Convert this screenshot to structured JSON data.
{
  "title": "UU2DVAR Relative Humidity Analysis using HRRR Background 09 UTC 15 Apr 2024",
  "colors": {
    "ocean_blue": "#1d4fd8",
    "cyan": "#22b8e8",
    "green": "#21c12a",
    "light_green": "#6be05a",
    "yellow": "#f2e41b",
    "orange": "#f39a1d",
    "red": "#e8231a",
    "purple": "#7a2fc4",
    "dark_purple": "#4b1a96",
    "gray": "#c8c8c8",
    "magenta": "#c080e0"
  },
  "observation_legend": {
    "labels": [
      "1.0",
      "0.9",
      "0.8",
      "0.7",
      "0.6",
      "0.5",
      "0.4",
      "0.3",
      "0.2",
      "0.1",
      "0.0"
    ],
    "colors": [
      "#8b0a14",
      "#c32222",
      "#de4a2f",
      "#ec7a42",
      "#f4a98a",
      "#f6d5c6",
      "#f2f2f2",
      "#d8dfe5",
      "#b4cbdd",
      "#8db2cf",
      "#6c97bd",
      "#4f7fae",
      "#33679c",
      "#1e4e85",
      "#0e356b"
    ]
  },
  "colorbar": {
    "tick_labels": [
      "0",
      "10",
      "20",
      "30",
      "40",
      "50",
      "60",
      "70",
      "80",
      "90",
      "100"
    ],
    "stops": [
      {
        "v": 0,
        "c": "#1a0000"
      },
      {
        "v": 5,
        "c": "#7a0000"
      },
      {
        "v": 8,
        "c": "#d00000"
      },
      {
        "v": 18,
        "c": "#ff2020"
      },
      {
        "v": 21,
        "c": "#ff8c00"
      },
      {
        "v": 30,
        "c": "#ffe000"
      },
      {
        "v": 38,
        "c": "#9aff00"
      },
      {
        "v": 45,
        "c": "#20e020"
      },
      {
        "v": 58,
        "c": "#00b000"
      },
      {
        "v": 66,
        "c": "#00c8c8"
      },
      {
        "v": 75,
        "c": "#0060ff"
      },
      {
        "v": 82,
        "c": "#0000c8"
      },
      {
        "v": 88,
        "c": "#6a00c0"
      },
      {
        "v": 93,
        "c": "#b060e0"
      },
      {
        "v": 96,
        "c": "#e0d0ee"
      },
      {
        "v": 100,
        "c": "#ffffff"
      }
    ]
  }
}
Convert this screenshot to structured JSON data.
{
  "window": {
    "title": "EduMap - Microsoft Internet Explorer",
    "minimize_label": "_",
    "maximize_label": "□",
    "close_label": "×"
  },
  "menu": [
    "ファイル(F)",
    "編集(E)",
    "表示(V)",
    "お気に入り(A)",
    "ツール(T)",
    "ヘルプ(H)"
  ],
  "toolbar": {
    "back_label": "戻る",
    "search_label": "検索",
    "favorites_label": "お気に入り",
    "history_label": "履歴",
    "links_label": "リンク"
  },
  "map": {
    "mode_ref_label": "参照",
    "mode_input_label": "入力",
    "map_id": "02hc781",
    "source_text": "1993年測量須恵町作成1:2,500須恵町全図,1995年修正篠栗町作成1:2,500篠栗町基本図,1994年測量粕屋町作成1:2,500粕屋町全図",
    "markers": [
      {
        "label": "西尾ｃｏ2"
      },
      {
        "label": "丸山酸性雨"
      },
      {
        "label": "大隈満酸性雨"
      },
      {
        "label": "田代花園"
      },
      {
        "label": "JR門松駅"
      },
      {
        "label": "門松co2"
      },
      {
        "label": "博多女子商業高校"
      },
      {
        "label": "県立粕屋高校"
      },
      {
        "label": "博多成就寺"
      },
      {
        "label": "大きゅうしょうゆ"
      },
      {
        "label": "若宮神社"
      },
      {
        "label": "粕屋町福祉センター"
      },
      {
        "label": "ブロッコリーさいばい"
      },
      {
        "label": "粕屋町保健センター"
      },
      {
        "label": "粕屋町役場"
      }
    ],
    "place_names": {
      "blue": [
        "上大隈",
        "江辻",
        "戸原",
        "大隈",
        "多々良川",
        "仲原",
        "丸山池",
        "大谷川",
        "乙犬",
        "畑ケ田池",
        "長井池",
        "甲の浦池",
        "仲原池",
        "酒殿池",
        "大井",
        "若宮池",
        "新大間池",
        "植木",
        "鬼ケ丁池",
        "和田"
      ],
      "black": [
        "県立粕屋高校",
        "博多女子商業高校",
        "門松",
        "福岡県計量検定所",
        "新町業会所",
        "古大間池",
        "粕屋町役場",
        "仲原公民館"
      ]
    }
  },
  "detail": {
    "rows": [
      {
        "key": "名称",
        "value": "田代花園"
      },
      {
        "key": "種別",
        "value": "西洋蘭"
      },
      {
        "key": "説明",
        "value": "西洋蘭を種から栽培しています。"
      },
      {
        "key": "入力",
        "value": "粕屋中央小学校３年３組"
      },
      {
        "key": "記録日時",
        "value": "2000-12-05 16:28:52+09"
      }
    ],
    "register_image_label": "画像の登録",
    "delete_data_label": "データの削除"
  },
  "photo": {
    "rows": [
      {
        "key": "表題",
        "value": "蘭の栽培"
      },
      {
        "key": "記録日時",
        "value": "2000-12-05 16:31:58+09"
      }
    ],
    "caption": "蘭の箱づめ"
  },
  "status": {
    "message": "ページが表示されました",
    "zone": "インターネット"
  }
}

══════════

→ **DESCRIPTION OF THE TASK**
Which lines hold the word "value"? Copy every one of them.

→ **RESPONSE BELOW**
        "value": "田代花園"
        "value": "西洋蘭"
        "value": "西洋蘭を種から栽培しています。"
        "value": "粕屋中央小学校３年３組"
        "value": "2000-12-05 16:28:52+09"
        "value": "蘭の栽培"
        "value": "2000-12-05 16:31:58+09"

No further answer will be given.